■ EXTRACTED ENTRIES

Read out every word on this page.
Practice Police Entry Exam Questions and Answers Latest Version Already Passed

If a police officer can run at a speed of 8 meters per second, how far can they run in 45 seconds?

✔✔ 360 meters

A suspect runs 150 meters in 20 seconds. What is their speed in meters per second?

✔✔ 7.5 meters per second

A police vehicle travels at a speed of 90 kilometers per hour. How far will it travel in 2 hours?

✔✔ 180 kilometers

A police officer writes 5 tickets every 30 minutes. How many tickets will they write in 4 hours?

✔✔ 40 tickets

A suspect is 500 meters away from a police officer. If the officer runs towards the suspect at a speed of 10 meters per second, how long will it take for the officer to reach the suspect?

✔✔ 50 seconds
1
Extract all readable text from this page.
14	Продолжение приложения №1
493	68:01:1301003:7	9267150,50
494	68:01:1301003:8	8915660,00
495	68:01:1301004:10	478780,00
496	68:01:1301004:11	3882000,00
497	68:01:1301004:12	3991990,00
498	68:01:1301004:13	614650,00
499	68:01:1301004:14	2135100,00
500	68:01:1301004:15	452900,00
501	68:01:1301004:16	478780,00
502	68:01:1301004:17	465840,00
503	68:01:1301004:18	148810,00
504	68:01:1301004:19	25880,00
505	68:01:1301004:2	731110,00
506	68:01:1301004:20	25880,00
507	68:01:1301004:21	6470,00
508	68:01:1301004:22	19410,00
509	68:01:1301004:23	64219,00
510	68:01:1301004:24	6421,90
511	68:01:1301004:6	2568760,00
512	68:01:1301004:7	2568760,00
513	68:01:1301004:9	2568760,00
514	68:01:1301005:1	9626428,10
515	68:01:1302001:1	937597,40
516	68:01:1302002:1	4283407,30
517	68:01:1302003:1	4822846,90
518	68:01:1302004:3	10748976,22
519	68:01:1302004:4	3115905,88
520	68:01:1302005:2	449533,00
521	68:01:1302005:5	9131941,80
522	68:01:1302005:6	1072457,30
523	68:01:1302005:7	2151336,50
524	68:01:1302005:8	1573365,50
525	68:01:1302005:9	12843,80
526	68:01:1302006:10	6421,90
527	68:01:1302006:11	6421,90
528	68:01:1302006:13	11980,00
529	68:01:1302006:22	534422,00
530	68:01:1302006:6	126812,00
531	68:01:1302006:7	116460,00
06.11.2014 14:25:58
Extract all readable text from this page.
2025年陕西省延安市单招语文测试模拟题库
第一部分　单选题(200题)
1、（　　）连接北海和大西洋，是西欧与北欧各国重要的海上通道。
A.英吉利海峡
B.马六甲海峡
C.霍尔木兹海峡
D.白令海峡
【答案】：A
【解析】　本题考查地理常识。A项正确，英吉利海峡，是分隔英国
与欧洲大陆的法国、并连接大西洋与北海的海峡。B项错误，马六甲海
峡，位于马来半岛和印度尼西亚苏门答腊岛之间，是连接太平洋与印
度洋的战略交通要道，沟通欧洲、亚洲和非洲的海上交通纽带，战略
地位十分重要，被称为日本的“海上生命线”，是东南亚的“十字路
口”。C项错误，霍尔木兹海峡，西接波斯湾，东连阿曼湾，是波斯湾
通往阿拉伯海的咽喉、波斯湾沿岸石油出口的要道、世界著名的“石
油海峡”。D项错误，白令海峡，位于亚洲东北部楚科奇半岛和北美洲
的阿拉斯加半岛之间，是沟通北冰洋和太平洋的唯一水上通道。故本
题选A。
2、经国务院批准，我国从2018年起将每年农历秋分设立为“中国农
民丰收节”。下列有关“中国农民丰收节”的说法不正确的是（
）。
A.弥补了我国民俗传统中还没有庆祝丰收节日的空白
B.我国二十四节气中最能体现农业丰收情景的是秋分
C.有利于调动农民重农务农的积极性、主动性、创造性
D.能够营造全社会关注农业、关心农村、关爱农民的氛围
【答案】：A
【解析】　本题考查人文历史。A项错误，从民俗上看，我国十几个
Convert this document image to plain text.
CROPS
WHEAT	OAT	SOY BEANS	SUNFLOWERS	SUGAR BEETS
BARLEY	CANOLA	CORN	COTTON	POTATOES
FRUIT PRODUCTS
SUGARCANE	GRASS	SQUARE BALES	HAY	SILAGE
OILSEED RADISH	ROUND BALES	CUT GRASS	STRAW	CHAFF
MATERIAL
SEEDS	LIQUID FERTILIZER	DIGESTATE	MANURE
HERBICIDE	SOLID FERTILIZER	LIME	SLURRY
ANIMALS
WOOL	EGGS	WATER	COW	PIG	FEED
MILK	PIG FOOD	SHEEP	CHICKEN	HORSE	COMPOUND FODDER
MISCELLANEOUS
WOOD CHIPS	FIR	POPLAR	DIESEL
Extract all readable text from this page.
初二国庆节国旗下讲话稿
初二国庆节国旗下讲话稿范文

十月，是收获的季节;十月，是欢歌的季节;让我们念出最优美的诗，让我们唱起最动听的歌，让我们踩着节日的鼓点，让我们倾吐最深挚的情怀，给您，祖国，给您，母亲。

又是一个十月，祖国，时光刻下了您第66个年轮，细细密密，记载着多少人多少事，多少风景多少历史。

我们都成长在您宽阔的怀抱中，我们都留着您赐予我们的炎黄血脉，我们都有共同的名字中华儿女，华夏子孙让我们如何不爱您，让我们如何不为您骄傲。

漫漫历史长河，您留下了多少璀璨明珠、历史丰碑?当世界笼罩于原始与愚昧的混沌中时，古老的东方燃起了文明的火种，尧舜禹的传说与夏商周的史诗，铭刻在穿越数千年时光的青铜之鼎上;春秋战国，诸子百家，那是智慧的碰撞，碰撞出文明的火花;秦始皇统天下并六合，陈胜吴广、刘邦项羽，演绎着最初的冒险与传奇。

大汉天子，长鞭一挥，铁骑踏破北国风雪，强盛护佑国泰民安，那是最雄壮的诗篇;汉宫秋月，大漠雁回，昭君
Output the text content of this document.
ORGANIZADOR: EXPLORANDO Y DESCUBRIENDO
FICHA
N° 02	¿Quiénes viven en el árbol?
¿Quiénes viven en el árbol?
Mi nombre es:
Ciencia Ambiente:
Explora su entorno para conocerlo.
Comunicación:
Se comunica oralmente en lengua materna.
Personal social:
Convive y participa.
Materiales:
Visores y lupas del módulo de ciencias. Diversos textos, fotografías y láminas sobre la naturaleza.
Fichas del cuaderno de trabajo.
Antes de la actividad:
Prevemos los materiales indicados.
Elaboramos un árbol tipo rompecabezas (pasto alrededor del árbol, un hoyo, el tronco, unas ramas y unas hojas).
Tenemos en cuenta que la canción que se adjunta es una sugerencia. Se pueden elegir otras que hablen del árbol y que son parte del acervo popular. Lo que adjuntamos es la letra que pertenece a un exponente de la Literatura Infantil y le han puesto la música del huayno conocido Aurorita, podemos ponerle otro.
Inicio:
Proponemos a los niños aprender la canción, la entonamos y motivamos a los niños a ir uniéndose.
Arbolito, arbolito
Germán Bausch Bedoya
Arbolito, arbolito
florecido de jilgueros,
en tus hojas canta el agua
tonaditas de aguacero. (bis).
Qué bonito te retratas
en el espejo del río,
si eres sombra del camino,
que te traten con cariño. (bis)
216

■ EXERCISE GOAL
Tally the lines holding the string "tickets" and give only the count.

■ ANSWER TO THIS PROBLEM
2